* _AIM_
Everything from the line that contains "Give me the" through the last line of the listing must be copied exactly, with both of those lines included and no others.

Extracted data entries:
** BEGIN **
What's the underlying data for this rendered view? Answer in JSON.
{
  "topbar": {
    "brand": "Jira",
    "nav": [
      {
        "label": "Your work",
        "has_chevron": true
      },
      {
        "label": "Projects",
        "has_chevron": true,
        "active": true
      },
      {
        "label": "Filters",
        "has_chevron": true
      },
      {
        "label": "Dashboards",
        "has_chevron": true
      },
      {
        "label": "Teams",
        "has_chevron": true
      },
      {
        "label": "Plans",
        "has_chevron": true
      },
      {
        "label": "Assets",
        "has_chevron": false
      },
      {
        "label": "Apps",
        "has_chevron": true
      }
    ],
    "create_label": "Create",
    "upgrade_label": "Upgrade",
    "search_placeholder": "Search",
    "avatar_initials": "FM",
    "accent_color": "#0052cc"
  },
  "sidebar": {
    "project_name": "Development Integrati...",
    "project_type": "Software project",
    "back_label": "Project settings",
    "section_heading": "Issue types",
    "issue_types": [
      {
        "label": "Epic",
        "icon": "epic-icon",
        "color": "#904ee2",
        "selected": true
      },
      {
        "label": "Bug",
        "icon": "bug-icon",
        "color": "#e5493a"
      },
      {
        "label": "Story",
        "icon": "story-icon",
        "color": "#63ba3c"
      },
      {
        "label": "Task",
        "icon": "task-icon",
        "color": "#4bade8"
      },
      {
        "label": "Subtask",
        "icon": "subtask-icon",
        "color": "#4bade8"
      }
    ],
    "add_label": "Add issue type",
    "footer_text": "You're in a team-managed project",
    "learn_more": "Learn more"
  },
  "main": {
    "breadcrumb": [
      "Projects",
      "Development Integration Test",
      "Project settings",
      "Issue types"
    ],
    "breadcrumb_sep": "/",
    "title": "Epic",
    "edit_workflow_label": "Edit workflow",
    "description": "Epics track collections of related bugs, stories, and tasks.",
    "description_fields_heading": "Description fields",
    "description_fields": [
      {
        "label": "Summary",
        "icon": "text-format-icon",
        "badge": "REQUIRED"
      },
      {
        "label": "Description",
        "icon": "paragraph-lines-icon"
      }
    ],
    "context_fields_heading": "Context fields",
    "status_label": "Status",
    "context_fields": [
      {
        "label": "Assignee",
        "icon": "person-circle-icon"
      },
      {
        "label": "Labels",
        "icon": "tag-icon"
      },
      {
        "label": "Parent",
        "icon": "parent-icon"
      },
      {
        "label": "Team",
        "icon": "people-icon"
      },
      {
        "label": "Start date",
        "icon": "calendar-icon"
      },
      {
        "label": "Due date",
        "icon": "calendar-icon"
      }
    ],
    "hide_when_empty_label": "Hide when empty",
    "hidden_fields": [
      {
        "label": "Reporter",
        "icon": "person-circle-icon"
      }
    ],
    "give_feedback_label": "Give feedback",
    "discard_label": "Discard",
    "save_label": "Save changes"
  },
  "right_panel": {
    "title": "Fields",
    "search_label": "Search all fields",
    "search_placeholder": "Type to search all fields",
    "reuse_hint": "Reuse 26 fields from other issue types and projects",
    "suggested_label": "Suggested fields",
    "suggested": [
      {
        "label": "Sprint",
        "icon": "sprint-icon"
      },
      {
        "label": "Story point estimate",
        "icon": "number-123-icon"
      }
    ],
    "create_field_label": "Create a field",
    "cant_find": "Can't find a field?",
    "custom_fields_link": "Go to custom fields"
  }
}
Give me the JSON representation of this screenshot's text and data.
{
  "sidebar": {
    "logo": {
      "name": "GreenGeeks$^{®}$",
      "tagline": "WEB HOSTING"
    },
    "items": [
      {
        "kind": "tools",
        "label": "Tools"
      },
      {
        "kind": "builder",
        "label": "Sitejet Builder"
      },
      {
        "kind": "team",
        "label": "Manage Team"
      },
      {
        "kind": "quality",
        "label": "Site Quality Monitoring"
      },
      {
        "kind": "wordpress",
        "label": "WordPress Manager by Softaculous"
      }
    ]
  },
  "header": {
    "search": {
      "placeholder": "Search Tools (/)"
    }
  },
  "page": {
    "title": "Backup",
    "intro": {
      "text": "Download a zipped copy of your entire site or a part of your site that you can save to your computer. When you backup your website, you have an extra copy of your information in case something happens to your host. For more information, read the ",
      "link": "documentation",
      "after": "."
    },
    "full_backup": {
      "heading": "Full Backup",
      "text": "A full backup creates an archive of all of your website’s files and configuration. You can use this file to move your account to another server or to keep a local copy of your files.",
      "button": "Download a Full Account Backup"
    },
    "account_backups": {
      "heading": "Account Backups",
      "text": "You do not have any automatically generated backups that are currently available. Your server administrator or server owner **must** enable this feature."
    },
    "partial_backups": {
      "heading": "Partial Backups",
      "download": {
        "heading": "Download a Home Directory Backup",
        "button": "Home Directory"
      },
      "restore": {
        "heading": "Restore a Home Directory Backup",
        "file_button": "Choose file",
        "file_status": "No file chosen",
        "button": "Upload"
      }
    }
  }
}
** END **
* _THE RESULT_
Give me the JSON representation of this screenshot's text and data.
{
  "sidebar": {
    "logo": {
      "name": "GreenGeeks$^{®}$",
      "tagline": "WEB HOSTING"
    },
    "items": [
      {
        "kind": "tools",
        "label": "Tools"
      },
      {
        "kind": "builder",
        "label": "Sitejet Builder"
      },
      {
        "kind": "team",
        "label": "Manage Team"
      },
      {
        "kind": "quality",
        "label": "Site Quality Monitoring"
      },
      {
        "kind": "wordpress",
        "label": "WordPress Manager by Softaculous"
      }
    ]
  },
  "header": {
    "search": {
      "placeholder": "Search Tools (/)"
    }
  },
  "page": {
    "title": "Backup",
    "intro": {
      "text": "Download a zipped copy of your entire site or a part of your site that you can save to your computer. When you backup your website, you have an extra copy of your information in case something happens to your host. For more information, read the ",
      "link": "documentation",
      "after": "."
    },
    "full_backup": {
      "heading": "Full Backup",
      "text": "A full backup creates an archive of all of your website’s files and configuration. You can use this file to move your account to another server or to keep a local copy of your files.",
      "button": "Download a Full Account Backup"
    },
    "account_backups": {
      "heading": "Account Backups",
      "text": "You do not have any automatically generated backups that are currently available. Your server administrator or server owner **must** enable this feature."
    },
    "partial_backups": {
      "heading": "Partial Backups",
      "download": {
        "heading": "Download a Home Directory Backup",
        "button": "Home Directory"
      },
      "restore": {
        "heading": "Restore a Home Directory Backup",
        "file_button": "Choose file",
        "file_status": "No file chosen",
        "button": "Upload"
      }
    }
  }
}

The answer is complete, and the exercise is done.